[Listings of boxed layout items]
>> Start

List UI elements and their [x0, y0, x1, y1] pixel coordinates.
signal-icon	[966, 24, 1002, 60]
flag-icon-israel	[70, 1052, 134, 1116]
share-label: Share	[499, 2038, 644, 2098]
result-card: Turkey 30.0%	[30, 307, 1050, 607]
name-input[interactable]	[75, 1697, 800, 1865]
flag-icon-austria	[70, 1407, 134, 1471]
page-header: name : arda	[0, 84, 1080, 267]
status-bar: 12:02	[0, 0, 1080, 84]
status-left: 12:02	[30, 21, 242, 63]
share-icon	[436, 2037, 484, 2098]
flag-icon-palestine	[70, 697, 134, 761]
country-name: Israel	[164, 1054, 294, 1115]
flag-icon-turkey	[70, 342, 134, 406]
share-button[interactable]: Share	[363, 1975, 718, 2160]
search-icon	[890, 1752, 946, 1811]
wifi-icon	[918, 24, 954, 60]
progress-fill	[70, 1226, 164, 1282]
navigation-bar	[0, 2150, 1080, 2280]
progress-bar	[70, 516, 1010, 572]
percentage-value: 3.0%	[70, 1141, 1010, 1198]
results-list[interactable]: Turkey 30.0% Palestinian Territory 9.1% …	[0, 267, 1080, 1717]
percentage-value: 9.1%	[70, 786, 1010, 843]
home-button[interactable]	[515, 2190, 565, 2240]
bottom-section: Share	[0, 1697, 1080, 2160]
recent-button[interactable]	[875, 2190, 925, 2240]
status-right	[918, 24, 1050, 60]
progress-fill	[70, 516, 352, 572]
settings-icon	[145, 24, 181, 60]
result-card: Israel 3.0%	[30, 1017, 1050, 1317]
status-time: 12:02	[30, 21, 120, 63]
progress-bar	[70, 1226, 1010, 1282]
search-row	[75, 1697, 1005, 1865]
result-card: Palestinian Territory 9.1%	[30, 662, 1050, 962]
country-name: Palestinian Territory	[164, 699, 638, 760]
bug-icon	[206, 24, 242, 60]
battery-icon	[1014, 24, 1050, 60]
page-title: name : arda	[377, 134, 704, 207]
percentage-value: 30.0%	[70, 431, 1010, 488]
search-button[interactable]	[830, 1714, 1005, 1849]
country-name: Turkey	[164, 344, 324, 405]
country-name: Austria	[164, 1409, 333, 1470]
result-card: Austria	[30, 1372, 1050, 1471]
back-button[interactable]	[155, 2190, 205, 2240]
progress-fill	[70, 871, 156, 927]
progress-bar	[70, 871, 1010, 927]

>> End

DIRECTIONS
Duplicate the listing word for word, beginning at its first line and stopping after the line that contains "2150, 1080, 2280]", with both of those lines included.

FINAL RESULT
List UI elements and their [x0, y0, x1, y1] pixel coordinates.
signal-icon	[966, 24, 1002, 60]
flag-icon-israel	[70, 1052, 134, 1116]
share-label: Share	[499, 2038, 644, 2098]
result-card: Turkey 30.0%	[30, 307, 1050, 607]
name-input[interactable]	[75, 1697, 800, 1865]
flag-icon-austria	[70, 1407, 134, 1471]
page-header: name : arda	[0, 84, 1080, 267]
status-bar: 12:02	[0, 0, 1080, 84]
status-left: 12:02	[30, 21, 242, 63]
share-icon	[436, 2037, 484, 2098]
flag-icon-palestine	[70, 697, 134, 761]
country-name: Israel	[164, 1054, 294, 1115]
flag-icon-turkey	[70, 342, 134, 406]
share-button[interactable]: Share	[363, 1975, 718, 2160]
search-icon	[890, 1752, 946, 1811]
wifi-icon	[918, 24, 954, 60]
progress-fill	[70, 1226, 164, 1282]
navigation-bar	[0, 2150, 1080, 2280]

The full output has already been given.